### WHAT NEEDS TO BE DONE
Find each line with the string "Proposals" and report it.

### DATA FOR PROCESSING
────

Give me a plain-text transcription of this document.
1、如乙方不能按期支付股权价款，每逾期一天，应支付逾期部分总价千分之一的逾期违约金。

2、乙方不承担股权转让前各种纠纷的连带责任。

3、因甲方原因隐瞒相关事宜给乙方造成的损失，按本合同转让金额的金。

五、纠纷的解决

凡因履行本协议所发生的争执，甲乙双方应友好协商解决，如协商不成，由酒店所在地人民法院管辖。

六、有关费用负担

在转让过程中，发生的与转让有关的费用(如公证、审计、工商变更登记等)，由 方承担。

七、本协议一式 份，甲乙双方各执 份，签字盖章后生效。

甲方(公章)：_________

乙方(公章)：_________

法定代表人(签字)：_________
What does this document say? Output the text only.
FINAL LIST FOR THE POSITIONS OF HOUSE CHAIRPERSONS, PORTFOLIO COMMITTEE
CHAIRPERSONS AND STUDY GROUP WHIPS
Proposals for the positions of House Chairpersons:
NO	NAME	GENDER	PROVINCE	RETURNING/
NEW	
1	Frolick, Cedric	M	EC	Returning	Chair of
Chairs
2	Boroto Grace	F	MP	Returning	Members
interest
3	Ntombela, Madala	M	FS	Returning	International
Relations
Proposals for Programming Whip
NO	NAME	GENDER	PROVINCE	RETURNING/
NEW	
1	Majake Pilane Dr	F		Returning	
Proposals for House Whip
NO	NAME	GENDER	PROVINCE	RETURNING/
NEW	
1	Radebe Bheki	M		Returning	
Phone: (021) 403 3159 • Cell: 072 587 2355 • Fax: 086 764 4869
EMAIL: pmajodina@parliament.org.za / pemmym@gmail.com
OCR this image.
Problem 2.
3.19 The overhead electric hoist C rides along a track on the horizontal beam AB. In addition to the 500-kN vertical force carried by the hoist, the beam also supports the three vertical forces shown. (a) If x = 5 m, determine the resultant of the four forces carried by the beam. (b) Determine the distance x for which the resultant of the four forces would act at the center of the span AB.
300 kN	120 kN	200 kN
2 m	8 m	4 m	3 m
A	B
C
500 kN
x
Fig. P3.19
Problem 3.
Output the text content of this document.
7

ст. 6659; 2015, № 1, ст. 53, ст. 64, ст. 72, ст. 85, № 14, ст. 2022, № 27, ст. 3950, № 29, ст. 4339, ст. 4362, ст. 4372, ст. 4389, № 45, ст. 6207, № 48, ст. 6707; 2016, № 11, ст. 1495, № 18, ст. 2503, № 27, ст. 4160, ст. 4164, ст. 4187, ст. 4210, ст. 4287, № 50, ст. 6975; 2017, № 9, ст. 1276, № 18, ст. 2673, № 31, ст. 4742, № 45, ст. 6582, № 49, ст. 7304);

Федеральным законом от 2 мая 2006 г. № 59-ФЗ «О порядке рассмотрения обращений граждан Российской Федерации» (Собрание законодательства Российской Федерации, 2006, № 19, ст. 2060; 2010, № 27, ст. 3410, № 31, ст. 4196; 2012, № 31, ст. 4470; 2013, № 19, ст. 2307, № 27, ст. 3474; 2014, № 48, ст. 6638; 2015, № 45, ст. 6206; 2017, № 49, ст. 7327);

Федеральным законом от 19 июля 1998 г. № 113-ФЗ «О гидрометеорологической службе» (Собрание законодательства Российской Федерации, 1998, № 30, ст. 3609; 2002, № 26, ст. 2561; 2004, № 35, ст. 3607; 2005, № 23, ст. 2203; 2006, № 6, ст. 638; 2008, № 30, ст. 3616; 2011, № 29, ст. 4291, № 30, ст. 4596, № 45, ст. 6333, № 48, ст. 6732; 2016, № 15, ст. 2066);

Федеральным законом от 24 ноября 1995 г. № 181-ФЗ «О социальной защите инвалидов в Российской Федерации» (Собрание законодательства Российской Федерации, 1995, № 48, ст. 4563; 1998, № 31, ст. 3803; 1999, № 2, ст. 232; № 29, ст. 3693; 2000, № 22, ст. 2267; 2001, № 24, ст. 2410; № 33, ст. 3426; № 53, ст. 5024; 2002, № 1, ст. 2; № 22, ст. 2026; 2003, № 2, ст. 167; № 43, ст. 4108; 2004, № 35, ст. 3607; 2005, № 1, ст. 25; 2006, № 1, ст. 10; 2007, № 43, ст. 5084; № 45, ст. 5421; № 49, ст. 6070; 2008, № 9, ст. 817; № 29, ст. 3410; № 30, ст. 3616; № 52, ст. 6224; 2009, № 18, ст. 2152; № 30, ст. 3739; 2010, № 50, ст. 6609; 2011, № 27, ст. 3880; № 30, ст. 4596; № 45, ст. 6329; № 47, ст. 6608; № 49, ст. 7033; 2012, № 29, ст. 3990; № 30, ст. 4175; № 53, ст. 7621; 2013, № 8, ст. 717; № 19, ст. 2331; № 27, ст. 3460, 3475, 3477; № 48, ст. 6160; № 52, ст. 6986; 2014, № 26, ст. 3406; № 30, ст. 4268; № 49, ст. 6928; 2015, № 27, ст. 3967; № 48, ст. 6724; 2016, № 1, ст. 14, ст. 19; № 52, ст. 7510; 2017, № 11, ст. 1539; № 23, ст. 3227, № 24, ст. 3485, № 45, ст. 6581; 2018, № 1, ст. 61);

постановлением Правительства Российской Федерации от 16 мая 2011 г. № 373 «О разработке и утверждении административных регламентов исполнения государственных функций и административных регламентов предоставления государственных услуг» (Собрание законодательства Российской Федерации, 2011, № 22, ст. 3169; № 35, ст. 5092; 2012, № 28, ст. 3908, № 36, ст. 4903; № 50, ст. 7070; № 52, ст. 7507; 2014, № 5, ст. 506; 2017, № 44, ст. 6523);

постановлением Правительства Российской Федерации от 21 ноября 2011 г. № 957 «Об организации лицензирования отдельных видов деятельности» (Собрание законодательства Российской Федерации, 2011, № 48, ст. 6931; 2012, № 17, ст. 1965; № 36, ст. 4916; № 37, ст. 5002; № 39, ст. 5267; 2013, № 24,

────

### THE OUTPUT
Proposals for the positions of House Chairpersons:
Proposals for Programming Whip
Proposals for House Whip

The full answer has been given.